— Begin Data for processing —

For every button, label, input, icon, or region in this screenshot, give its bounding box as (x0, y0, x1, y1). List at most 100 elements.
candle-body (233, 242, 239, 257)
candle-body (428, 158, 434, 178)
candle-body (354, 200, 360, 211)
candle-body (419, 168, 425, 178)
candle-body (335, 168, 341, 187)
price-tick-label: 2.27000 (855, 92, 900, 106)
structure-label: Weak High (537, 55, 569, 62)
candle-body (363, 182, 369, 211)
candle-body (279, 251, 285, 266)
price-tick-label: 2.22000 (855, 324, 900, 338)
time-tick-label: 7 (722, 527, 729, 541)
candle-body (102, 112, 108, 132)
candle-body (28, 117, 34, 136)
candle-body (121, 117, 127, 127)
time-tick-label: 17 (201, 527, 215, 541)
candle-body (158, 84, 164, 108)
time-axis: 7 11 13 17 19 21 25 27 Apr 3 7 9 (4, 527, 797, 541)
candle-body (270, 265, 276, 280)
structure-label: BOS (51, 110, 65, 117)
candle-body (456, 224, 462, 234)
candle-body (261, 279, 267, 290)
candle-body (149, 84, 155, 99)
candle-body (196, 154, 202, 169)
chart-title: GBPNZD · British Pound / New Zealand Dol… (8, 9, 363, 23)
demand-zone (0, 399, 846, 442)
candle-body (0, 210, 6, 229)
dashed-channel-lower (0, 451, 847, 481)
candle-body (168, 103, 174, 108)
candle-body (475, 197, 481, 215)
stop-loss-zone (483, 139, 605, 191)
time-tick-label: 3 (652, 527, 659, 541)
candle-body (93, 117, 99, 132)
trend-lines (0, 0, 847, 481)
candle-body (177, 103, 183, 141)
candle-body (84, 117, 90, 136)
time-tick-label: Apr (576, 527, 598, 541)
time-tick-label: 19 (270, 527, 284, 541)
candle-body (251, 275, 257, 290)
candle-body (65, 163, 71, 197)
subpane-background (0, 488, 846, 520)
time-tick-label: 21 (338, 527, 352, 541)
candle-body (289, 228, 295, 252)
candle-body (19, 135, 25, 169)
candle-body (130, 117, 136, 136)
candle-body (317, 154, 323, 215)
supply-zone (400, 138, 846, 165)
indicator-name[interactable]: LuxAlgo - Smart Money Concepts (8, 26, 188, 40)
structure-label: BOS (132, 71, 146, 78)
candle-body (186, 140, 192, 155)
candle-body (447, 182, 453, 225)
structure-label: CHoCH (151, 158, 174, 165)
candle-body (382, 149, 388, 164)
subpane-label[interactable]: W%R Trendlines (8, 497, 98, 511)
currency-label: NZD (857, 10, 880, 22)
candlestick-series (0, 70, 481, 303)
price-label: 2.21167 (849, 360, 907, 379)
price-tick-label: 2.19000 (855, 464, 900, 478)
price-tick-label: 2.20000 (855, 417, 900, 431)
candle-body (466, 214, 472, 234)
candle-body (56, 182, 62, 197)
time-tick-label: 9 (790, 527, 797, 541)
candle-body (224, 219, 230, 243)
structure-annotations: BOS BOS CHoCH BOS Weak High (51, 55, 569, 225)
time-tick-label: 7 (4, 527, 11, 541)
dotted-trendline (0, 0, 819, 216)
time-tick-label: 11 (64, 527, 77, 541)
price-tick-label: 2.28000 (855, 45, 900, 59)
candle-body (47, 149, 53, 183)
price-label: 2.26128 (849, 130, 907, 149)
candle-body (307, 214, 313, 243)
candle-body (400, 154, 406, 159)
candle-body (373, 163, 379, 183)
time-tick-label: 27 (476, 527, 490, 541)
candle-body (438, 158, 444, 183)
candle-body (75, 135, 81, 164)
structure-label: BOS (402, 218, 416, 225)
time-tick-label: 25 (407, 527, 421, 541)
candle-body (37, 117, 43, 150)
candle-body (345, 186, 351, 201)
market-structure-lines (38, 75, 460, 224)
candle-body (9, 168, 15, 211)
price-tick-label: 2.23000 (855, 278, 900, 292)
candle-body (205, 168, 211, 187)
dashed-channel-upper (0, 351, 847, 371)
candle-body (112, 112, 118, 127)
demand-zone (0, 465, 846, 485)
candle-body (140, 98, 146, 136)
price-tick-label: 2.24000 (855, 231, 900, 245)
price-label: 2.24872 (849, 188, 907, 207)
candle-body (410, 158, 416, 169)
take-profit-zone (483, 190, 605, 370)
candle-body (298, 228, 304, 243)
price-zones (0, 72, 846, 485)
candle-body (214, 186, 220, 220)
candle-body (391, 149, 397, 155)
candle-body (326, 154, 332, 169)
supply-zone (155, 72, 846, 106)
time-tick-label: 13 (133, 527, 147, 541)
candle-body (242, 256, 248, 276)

— End Data for processing —

▸ **Task objective**
Reproduce each line of the entries above without any change.

▸ **Solution to the exercise**
For every button, label, input, icon, or region in this screenshot, give its bounding box as (x0, y0, x1, y1). List at most 100 elements.
candle-body (233, 242, 239, 257)
candle-body (428, 158, 434, 178)
candle-body (354, 200, 360, 211)
candle-body (419, 168, 425, 178)
candle-body (335, 168, 341, 187)
price-tick-label: 2.27000 (855, 92, 900, 106)
structure-label: Weak High (537, 55, 569, 62)
candle-body (363, 182, 369, 211)
candle-body (279, 251, 285, 266)
price-tick-label: 2.22000 (855, 324, 900, 338)
time-tick-label: 7 (722, 527, 729, 541)
candle-body (102, 112, 108, 132)
candle-body (28, 117, 34, 136)
candle-body (121, 117, 127, 127)
time-tick-label: 17 (201, 527, 215, 541)
candle-body (158, 84, 164, 108)
time-axis: 7 11 13 17 19 21 25 27 Apr 3 7 9 (4, 527, 797, 541)
candle-body (270, 265, 276, 280)
structure-label: BOS (51, 110, 65, 117)
candle-body (456, 224, 462, 234)
candle-body (261, 279, 267, 290)
candle-body (149, 84, 155, 99)
candle-body (196, 154, 202, 169)
chart-title: GBPNZD · British Pound / New Zealand Dol… (8, 9, 363, 23)
demand-zone (0, 399, 846, 442)
candle-body (0, 210, 6, 229)
dashed-channel-lower (0, 451, 847, 481)
candle-body (168, 103, 174, 108)
candle-body (475, 197, 481, 215)
stop-loss-zone (483, 139, 605, 191)
time-tick-label: 3 (652, 527, 659, 541)
candle-body (93, 117, 99, 132)
trend-lines (0, 0, 847, 481)
candle-body (177, 103, 183, 141)
candle-body (84, 117, 90, 136)
time-tick-label: Apr (576, 527, 598, 541)
time-tick-label: 19 (270, 527, 284, 541)
candle-body (251, 275, 257, 290)
candle-body (65, 163, 71, 197)
subpane-background (0, 488, 846, 520)
time-tick-label: 21 (338, 527, 352, 541)
candle-body (289, 228, 295, 252)
candle-body (19, 135, 25, 169)
candle-body (130, 117, 136, 136)
candle-body (317, 154, 323, 215)
supply-zone (400, 138, 846, 165)
indicator-name[interactable]: LuxAlgo - Smart Money Concepts (8, 26, 188, 40)
structure-label: BOS (132, 71, 146, 78)
candle-body (186, 140, 192, 155)
candle-body (447, 182, 453, 225)
structure-label: CHoCH (151, 158, 174, 165)
candle-body (382, 149, 388, 164)
subpane-label[interactable]: W%R Trendlines (8, 497, 98, 511)
currency-label: NZD (857, 10, 880, 22)
candlestick-series (0, 70, 481, 303)
price-label: 2.21167 (849, 360, 907, 379)
price-tick-label: 2.19000 (855, 464, 900, 478)
price-tick-label: 2.20000 (855, 417, 900, 431)
candle-body (466, 214, 472, 234)
candle-body (56, 182, 62, 197)
time-tick-label: 9 (790, 527, 797, 541)
candle-body (224, 219, 230, 243)
structure-annotations: BOS BOS CHoCH BOS Weak High (51, 55, 569, 225)
time-tick-label: 7 (4, 527, 11, 541)
dotted-trendline (0, 0, 819, 216)
time-tick-label: 11 (64, 527, 77, 541)
price-tick-label: 2.28000 (855, 45, 900, 59)
candle-body (47, 149, 53, 183)
price-label: 2.26128 (849, 130, 907, 149)
candle-body (307, 214, 313, 243)
candle-body (400, 154, 406, 159)
candle-body (373, 163, 379, 183)
time-tick-label: 27 (476, 527, 490, 541)
candle-body (438, 158, 444, 183)
candle-body (75, 135, 81, 164)
structure-label: BOS (402, 218, 416, 225)
time-tick-label: 25 (407, 527, 421, 541)
candle-body (37, 117, 43, 150)
candle-body (345, 186, 351, 201)
market-structure-lines (38, 75, 460, 224)
candle-body (9, 168, 15, 211)
price-tick-label: 2.23000 (855, 278, 900, 292)
candle-body (205, 168, 211, 187)
dashed-channel-upper (0, 351, 847, 371)
candle-body (112, 112, 118, 127)
demand-zone (0, 465, 846, 485)
candle-body (140, 98, 146, 136)
price-tick-label: 2.24000 (855, 231, 900, 245)
price-label: 2.24872 (849, 188, 907, 207)
candle-body (410, 158, 416, 169)
take-profit-zone (483, 190, 605, 370)
candle-body (298, 228, 304, 243)
price-zones (0, 72, 846, 485)
candle-body (214, 186, 220, 220)
candle-body (391, 149, 397, 155)
candle-body (326, 154, 332, 169)
supply-zone (155, 72, 846, 106)
time-tick-label: 13 (133, 527, 147, 541)
candle-body (242, 256, 248, 276)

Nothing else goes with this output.